- [What the task asks] Can you copy out the data exactly? Leave the images out.

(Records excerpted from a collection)
● ● ●

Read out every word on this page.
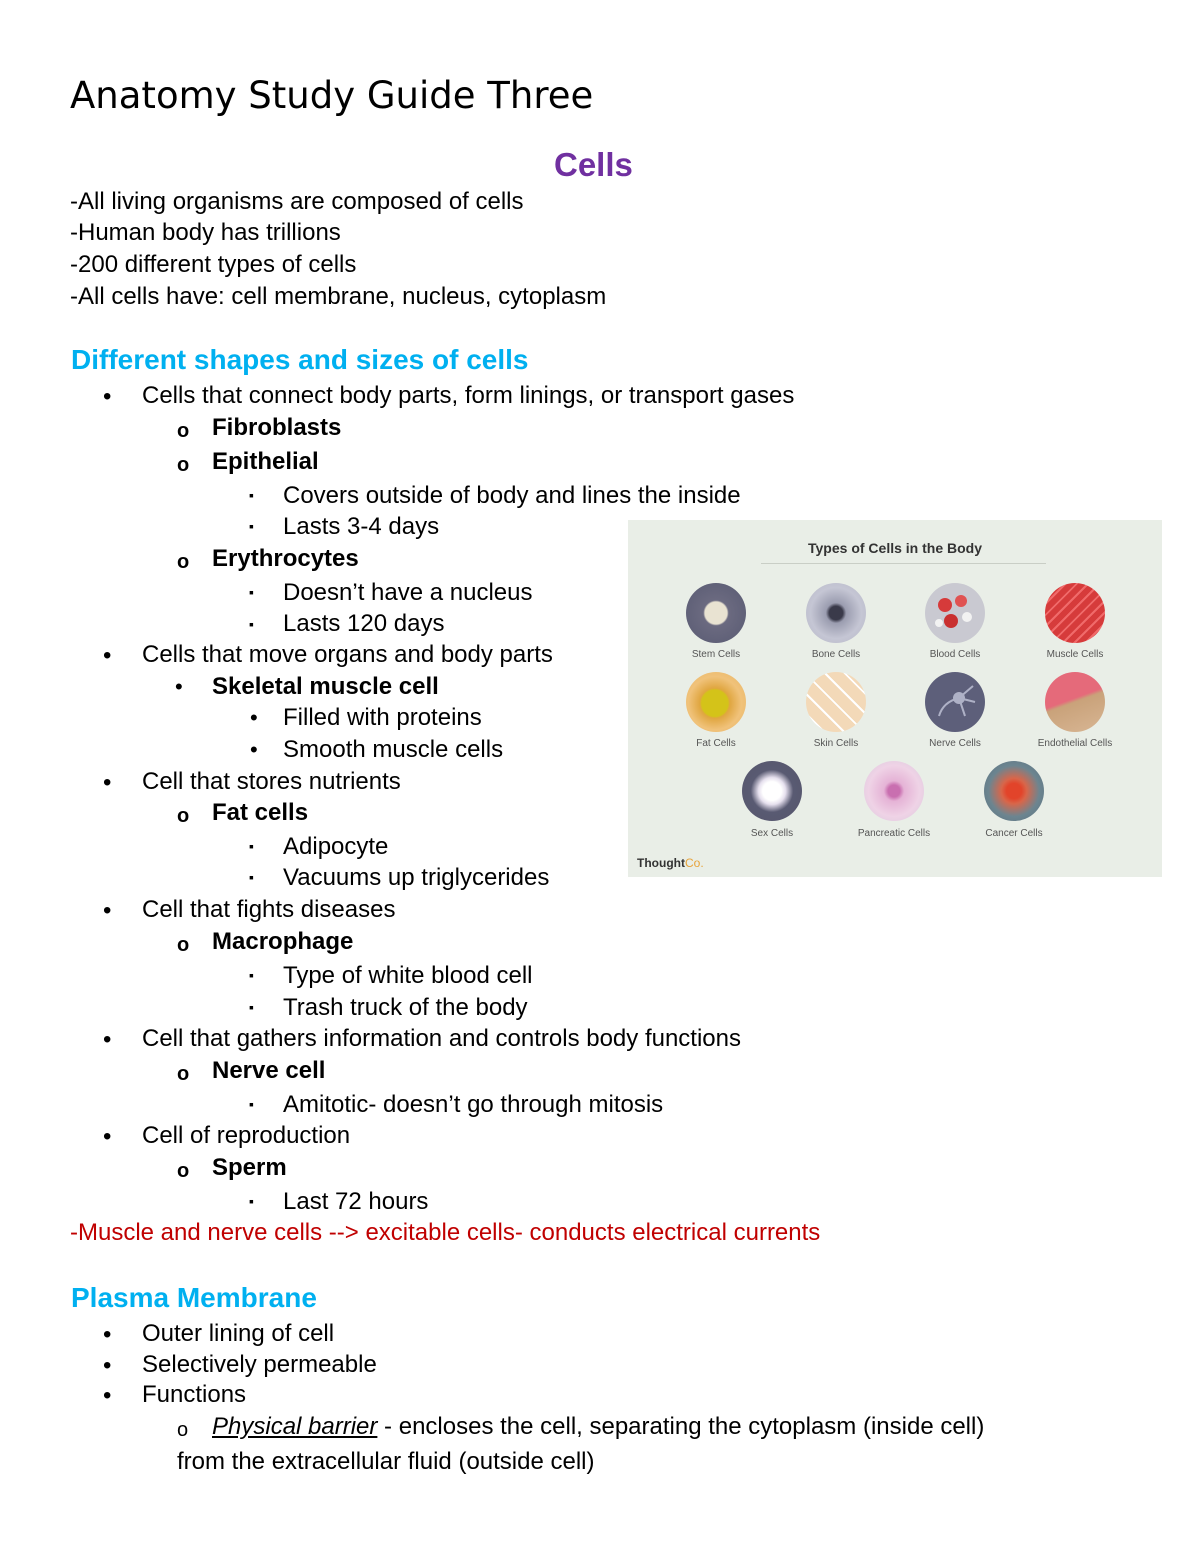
Anatomy Study Guide Three
Cells
-All living organisms are composed of cells
-Human body has trillions
-200 different types of cells
-All cells have: cell membrane, nucleus, cytoplasm
Different shapes and sizes of cells
• Cells that connect body parts, form linings, or transport gases
o Fibroblasts
o Epithelial
▪ Covers outside of body and lines the inside
▪ Lasts 3-4 days
o Erythrocytes
▪ Doesn’t have a nucleus
▪ Lasts 120 days
• Cells that move organs and body parts
• Skeletal muscle cell
• Filled with proteins
• Smooth muscle cells
• Cell that stores nutrients
o Fat cells
▪ Adipocyte
▪ Vacuums up triglycerides
• Cell that fights diseases
o Macrophage
▪ Type of white blood cell
▪ Trash truck of the body
• Cell that gathers information and controls body functions
o Nerve cell
▪ Amitotic- doesn’t go through mitosis
• Cell of reproduction
o Sperm
▪ Last 72 hours
-Muscle and nerve cells --> excitable cells- conducts electrical currents
Plasma Membrane
• Outer lining of cell
• Selectively permeable
• Functions
o Physical barrier - encloses the cell, separating the cytoplasm (inside cell)
from the extracellular fluid (outside cell)
Types of Cells in the Body
Stem Cells	Bone Cells	Blood Cells	Muscle Cells
Fat Cells	Skin Cells	Nerve Cells	Endothelial Cells
Sex Cells	Pancreatic Cells	Cancer Cells
ThoughtCo.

● ● ●

- [Task response]
Read out every word on this page.
Anatomy Study Guide Three
Cells
-All living organisms are composed of cells
-Human body has trillions
-200 different types of cells
-All cells have: cell membrane, nucleus, cytoplasm
Different shapes and sizes of cells
• Cells that connect body parts, form linings, or transport gases
o Fibroblasts
o Epithelial
▪ Covers outside of body and lines the inside
▪ Lasts 3-4 days
o Erythrocytes
▪ Doesn’t have a nucleus
▪ Lasts 120 days
• Cells that move organs and body parts
• Skeletal muscle cell
• Filled with proteins
• Smooth muscle cells
• Cell that stores nutrients
o Fat cells
▪ Adipocyte
▪ Vacuums up triglycerides
• Cell that fights diseases
o Macrophage
▪ Type of white blood cell
▪ Trash truck of the body
• Cell that gathers information and controls body functions
o Nerve cell
▪ Amitotic- doesn’t go through mitosis
• Cell of reproduction
o Sperm
▪ Last 72 hours
-Muscle and nerve cells --> excitable cells- conducts electrical currents
Plasma Membrane
• Outer lining of cell
• Selectively permeable
• Functions
o Physical barrier - encloses the cell, separating the cytoplasm (inside cell)
from the extracellular fluid (outside cell)
Types of Cells in the Body
Stem Cells	Bone Cells	Blood Cells	Muscle Cells
Fat Cells	Skin Cells	Nerve Cells	Endothelial Cells
Sex Cells	Pancreatic Cells	Cancer Cells
ThoughtCo.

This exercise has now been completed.